[Stored dataset items]

===

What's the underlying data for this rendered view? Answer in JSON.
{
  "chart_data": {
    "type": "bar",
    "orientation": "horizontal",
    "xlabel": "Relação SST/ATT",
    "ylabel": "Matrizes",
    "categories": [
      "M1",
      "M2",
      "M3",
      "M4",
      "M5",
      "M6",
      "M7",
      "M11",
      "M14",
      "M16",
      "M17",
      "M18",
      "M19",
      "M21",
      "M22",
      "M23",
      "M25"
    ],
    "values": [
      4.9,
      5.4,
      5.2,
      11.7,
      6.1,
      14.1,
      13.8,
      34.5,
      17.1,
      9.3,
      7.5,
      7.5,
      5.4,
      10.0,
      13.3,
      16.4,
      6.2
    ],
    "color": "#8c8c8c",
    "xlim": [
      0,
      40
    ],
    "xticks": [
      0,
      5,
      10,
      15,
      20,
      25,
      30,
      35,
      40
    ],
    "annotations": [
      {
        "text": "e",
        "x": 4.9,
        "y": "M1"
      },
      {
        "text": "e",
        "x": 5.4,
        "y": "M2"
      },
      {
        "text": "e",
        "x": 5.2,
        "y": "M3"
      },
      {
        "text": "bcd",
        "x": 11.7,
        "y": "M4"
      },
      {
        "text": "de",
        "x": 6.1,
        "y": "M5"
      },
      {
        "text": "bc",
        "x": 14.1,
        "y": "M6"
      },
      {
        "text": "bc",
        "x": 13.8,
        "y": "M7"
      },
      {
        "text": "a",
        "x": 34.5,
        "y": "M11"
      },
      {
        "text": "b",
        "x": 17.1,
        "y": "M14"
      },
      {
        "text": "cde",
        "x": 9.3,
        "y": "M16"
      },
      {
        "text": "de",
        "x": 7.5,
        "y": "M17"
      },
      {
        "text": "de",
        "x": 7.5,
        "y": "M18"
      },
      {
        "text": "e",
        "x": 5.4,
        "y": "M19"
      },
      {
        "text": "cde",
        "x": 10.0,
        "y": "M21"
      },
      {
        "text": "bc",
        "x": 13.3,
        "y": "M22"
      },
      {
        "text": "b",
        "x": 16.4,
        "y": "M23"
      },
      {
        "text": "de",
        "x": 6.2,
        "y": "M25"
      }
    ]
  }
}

===

### Work required
All of the data above should be transcribed exactly.

### Solution to the exercise
What's the underlying data for this rendered view? Answer in JSON.
{
  "chart_data": {
    "type": "bar",
    "orientation": "horizontal",
    "xlabel": "Relação SST/ATT",
    "ylabel": "Matrizes",
    "categories": [
      "M1",
      "M2",
      "M3",
      "M4",
      "M5",
      "M6",
      "M7",
      "M11",
      "M14",
      "M16",
      "M17",
      "M18",
      "M19",
      "M21",
      "M22",
      "M23",
      "M25"
    ],
    "values": [
      4.9,
      5.4,
      5.2,
      11.7,
      6.1,
      14.1,
      13.8,
      34.5,
      17.1,
      9.3,
      7.5,
      7.5,
      5.4,
      10.0,
      13.3,
      16.4,
      6.2
    ],
    "color": "#8c8c8c",
    "xlim": [
      0,
      40
    ],
    "xticks": [
      0,
      5,
      10,
      15,
      20,
      25,
      30,
      35,
      40
    ],
    "annotations": [
      {
        "text": "e",
        "x": 4.9,
        "y": "M1"
      },
      {
        "text": "e",
        "x": 5.4,
        "y": "M2"
      },
      {
        "text": "e",
        "x": 5.2,
        "y": "M3"
      },
      {
        "text": "bcd",
        "x": 11.7,
        "y": "M4"
      },
      {
        "text": "de",
        "x": 6.1,
        "y": "M5"
      },
      {
        "text": "bc",
        "x": 14.1,
        "y": "M6"
      },
      {
        "text": "bc",
        "x": 13.8,
        "y": "M7"
      },
      {
        "text": "a",
        "x": 34.5,
        "y": "M11"
      },
      {
        "text": "b",
        "x": 17.1,
        "y": "M14"
      },
      {
        "text": "cde",
        "x": 9.3,
        "y": "M16"
      },
      {
        "text": "de",
        "x": 7.5,
        "y": "M17"
      },
      {
        "text": "de",
        "x": 7.5,
        "y": "M18"
      },
      {
        "text": "e",
        "x": 5.4,
        "y": "M19"
      },
      {
        "text": "cde",
        "x": 10.0,
        "y": "M21"
      },
      {
        "text": "bc",
        "x": 13.3,
        "y": "M22"
      },
      {
        "text": "b",
        "x": 16.4,
        "y": "M23"
      },
      {
        "text": "de",
        "x": 6.2,
        "y": "M25"
      }
    ]
  }
}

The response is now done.